Set down the data below without change, skipping the pictures it holds.

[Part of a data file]
* * *
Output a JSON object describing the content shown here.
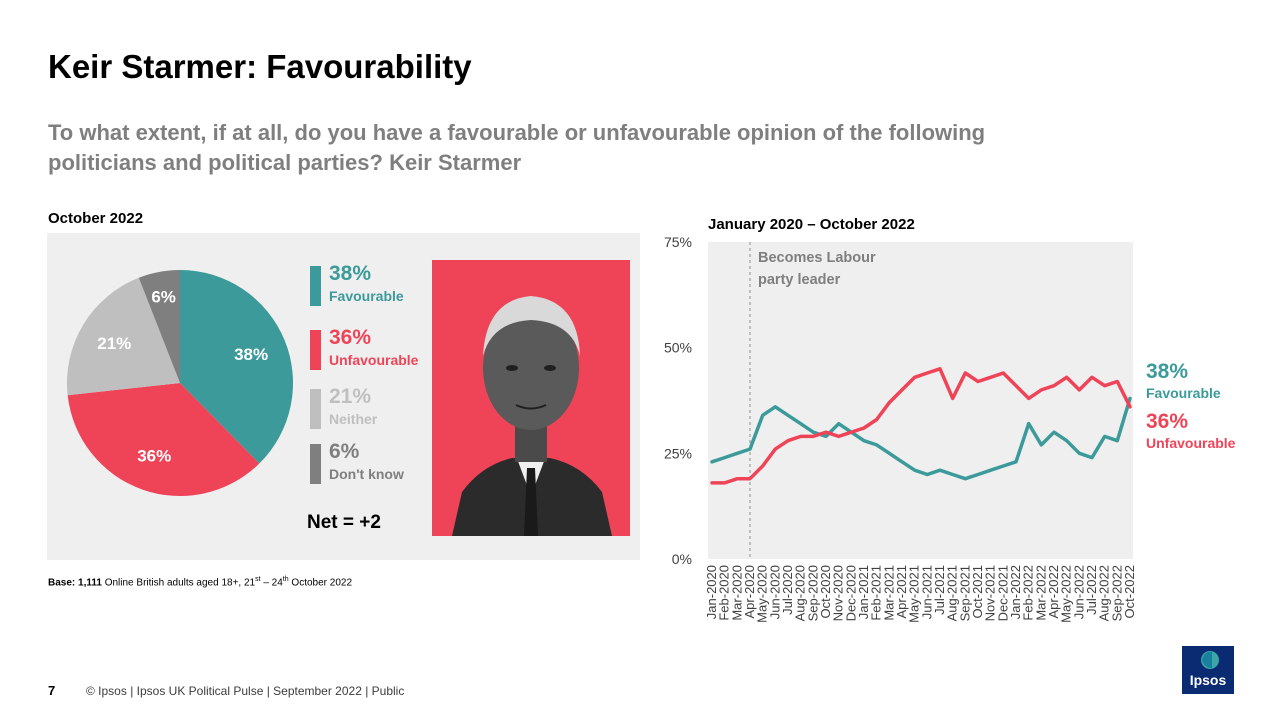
{
  "title": "Keir Starmer: Favourability",
  "question": "To what extent, if at all, do you have a favourable or unfavourable opinion of the following politicians and political parties? Keir Starmer",
  "left_period": "October 2022",
  "legend": [
    {
      "pct": "38%",
      "label": "Favourable",
      "color": "#3d9a9a"
    },
    {
      "pct": "36%",
      "label": "Unfavourable",
      "color": "#ef4458"
    },
    {
      "pct": "21%",
      "label": "Neither",
      "color": "#bfbfbf"
    },
    {
      "pct": "6%",
      "label": "Don't know",
      "color": "#7f7f7f"
    }
  ],
  "net": "Net = +2",
  "base": {
    "bold": "Base: 1,111",
    "rest": " Online British adults aged 18+, 21",
    "sup1": "st",
    "mid": " – 24",
    "sup2": "th",
    "end": " October 2022"
  },
  "right_period": "January 2020 – October 2022",
  "annotation": [
    "Becomes Labour",
    "party leader"
  ],
  "end_labels": {
    "fav": {
      "pct": "38%",
      "label": "Favourable"
    },
    "unfav": {
      "pct": "36%",
      "label": "Unfavourable"
    }
  },
  "footer": {
    "page": "7",
    "text": "© Ipsos  |  Ipsos UK Political Pulse | September 2022 | Public"
  },
  "logo_text": "Ipsos",
  "chart_data": [
    {
      "type": "pie",
      "categories": [
        "Favourable",
        "Unfavourable",
        "Neither",
        "Don't know"
      ],
      "values": [
        38,
        36,
        21,
        6
      ],
      "labels": [
        "38%",
        "36%",
        "21%",
        "6%"
      ],
      "colors": [
        "#3d9a9a",
        "#ef4458",
        "#bfbfbf",
        "#7f7f7f"
      ]
    },
    {
      "type": "line",
      "x": [
        "Jan-2020",
        "Feb-2020",
        "Mar-2020",
        "Apr-2020",
        "May-2020",
        "Jun-2020",
        "Jul-2020",
        "Aug-2020",
        "Sep-2020",
        "Oct-2020",
        "Nov-2020",
        "Dec-2020",
        "Jan-2021",
        "Feb-2021",
        "Mar-2021",
        "Apr-2021",
        "May-2021",
        "Jun-2021",
        "Jul-2021",
        "Aug-2021",
        "Sep-2021",
        "Oct-2021",
        "Nov-2021",
        "Dec-2021",
        "Jan-2022",
        "Feb-2022",
        "Mar-2022",
        "Apr-2022",
        "May-2022",
        "Jun-2022",
        "Jul-2022",
        "Aug-2022",
        "Sep-2022",
        "Oct-2022"
      ],
      "series": [
        {
          "name": "Favourable",
          "color": "#3d9a9a",
          "values": [
            23,
            24,
            25,
            26,
            34,
            36,
            34,
            32,
            30,
            29,
            32,
            30,
            28,
            27,
            25,
            23,
            21,
            20,
            21,
            20,
            19,
            20,
            21,
            22,
            23,
            32,
            27,
            30,
            28,
            25,
            24,
            29,
            28,
            38
          ]
        },
        {
          "name": "Unfavourable",
          "color": "#ef4458",
          "values": [
            18,
            18,
            19,
            19,
            22,
            26,
            28,
            29,
            29,
            30,
            29,
            30,
            31,
            33,
            37,
            40,
            43,
            44,
            45,
            38,
            44,
            42,
            43,
            44,
            41,
            38,
            40,
            41,
            43,
            40,
            43,
            41,
            42,
            36
          ]
        }
      ],
      "yticks": [
        "0%",
        "25%",
        "50%",
        "75%"
      ],
      "ylim": [
        0,
        75
      ],
      "grid": false,
      "annotation_x": "Apr-2020"
    }
  ]
}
* * *
TASK SOLUTION.
Output a JSON object describing the content shown here.
{
  "title": "Keir Starmer: Favourability",
  "question": "To what extent, if at all, do you have a favourable or unfavourable opinion of the following politicians and political parties? Keir Starmer",
  "left_period": "October 2022",
  "legend": [
    {
      "pct": "38%",
      "label": "Favourable",
      "color": "#3d9a9a"
    },
    {
      "pct": "36%",
      "label": "Unfavourable",
      "color": "#ef4458"
    },
    {
      "pct": "21%",
      "label": "Neither",
      "color": "#bfbfbf"
    },
    {
      "pct": "6%",
      "label": "Don't know",
      "color": "#7f7f7f"
    }
  ],
  "net": "Net = +2",
  "base": {
    "bold": "Base: 1,111",
    "rest": " Online British adults aged 18+, 21",
    "sup1": "st",
    "mid": " – 24",
    "sup2": "th",
    "end": " October 2022"
  },
  "right_period": "January 2020 – October 2022",
  "annotation": [
    "Becomes Labour",
    "party leader"
  ],
  "end_labels": {
    "fav": {
      "pct": "38%",
      "label": "Favourable"
    },
    "unfav": {
      "pct": "36%",
      "label": "Unfavourable"
    }
  },
  "footer": {
    "page": "7",
    "text": "© Ipsos  |  Ipsos UK Political Pulse | September 2022 | Public"
  },
  "logo_text": "Ipsos",
  "chart_data": [
    {
      "type": "pie",
      "categories": [
        "Favourable",
        "Unfavourable",
        "Neither",
        "Don't know"
      ],
      "values": [
        38,
        36,
        21,
        6
      ],
      "labels": [
        "38%",
        "36%",
        "21%",
        "6%"
      ],
      "colors": [
        "#3d9a9a",
        "#ef4458",
        "#bfbfbf",
        "#7f7f7f"
      ]
    },
    {
      "type": "line",
      "x": [
        "Jan-2020",
        "Feb-2020",
        "Mar-2020",
        "Apr-2020",
        "May-2020",
        "Jun-2020",
        "Jul-2020",
        "Aug-2020",
        "Sep-2020",
        "Oct-2020",
        "Nov-2020",
        "Dec-2020",
        "Jan-2021",
        "Feb-2021",
        "Mar-2021",
        "Apr-2021",
        "May-2021",
        "Jun-2021",
        "Jul-2021",
        "Aug-2021",
        "Sep-2021",
        "Oct-2021",
        "Nov-2021",
        "Dec-2021",
        "Jan-2022",
        "Feb-2022",
        "Mar-2022",
        "Apr-2022",
        "May-2022",
        "Jun-2022",
        "Jul-2022",
        "Aug-2022",
        "Sep-2022",
        "Oct-2022"
      ],
      "series": [
        {
          "name": "Favourable",
          "color": "#3d9a9a",
          "values": [
            23,
            24,
            25,
            26,
            34,
            36,
            34,
            32,
            30,
            29,
            32,
            30,
            28,
            27,
            25,
            23,
            21,
            20,
            21,
            20,
            19,
            20,
            21,
            22,
            23,
            32,
            27,
            30,
            28,
            25,
            24,
            29,
            28,
            38
          ]
        },
        {
          "name": "Unfavourable",
          "color": "#ef4458",
          "values": [
            18,
            18,
            19,
            19,
            22,
            26,
            28,
            29,
            29,
            30,
            29,
            30,
            31,
            33,
            37,
            40,
            43,
            44,
            45,
            38,
            44,
            42,
            43,
            44,
            41,
            38,
            40,
            41,
            43,
            40,
            43,
            41,
            42,
            36
          ]
        }
      ],
      "yticks": [
        "0%",
        "25%",
        "50%",
        "75%"
      ],
      "ylim": [
        0,
        75
      ],
      "grid": false,
      "annotation_x": "Apr-2020"
    }
  ]
}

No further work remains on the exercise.